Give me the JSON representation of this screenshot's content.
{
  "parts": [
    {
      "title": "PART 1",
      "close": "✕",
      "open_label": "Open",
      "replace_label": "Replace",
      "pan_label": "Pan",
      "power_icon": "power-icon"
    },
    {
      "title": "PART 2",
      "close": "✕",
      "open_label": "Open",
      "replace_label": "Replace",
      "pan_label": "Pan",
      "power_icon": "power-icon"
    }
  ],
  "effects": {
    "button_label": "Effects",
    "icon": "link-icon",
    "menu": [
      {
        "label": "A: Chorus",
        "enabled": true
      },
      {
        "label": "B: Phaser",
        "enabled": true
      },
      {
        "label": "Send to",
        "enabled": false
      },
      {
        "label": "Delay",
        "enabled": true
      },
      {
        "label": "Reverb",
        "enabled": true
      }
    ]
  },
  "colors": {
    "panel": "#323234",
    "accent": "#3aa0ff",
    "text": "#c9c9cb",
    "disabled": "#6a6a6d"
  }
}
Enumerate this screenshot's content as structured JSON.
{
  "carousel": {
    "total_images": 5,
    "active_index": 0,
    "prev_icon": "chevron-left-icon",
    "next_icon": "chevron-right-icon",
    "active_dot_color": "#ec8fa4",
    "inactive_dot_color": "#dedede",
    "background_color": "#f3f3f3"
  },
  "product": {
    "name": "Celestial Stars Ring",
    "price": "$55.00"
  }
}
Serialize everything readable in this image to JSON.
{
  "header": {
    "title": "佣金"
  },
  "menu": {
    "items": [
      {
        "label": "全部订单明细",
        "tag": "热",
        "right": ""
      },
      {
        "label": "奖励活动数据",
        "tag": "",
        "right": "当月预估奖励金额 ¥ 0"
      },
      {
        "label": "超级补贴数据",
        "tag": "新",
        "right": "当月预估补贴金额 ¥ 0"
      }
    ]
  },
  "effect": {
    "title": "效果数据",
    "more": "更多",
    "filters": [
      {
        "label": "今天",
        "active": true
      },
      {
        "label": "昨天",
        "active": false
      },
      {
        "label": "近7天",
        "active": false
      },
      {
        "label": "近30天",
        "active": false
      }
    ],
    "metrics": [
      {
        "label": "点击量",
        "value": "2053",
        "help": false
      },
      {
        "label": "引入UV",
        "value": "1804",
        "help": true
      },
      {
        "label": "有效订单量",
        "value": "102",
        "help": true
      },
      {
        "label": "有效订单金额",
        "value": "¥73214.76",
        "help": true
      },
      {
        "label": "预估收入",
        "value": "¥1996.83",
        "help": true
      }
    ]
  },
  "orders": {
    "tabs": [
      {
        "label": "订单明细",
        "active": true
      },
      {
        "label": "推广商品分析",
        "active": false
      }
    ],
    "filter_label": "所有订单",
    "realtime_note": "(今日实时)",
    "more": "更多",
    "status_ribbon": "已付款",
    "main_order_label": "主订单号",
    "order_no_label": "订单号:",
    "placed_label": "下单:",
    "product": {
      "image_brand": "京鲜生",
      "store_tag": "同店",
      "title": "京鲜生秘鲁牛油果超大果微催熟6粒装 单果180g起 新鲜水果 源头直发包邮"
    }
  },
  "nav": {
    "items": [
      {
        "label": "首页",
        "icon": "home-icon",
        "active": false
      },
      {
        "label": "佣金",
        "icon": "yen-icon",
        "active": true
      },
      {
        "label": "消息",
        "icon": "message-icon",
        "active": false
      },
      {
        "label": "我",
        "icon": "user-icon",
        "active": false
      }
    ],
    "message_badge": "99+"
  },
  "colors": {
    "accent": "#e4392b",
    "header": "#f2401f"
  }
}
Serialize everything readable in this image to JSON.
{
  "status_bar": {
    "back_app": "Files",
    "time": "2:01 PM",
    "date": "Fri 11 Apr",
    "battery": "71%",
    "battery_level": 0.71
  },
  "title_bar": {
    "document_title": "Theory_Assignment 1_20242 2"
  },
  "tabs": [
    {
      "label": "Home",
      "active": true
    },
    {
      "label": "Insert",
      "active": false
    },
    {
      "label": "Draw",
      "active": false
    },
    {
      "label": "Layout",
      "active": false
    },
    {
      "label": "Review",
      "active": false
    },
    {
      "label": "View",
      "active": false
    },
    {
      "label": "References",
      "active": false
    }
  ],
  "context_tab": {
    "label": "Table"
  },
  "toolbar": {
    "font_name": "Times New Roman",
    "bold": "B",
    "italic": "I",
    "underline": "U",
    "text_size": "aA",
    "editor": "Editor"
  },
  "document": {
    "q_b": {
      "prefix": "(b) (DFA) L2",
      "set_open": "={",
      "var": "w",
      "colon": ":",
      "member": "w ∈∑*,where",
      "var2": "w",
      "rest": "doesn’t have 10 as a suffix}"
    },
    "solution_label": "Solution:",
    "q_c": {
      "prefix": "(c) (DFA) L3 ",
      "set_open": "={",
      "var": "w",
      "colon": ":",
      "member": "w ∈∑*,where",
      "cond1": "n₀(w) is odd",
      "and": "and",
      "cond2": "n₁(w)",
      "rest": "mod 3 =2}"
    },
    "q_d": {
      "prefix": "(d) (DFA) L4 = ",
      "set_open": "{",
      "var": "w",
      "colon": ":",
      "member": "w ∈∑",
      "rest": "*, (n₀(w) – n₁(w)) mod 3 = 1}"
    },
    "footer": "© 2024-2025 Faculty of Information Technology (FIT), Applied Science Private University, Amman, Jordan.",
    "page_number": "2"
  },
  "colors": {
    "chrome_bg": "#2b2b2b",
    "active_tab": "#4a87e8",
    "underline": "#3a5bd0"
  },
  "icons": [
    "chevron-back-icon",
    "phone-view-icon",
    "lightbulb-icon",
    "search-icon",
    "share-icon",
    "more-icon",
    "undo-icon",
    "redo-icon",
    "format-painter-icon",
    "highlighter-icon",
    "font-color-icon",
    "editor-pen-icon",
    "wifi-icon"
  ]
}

Task description.
How many lines of the data hold the string "content"? Reply with the number alone.

The completed task.
2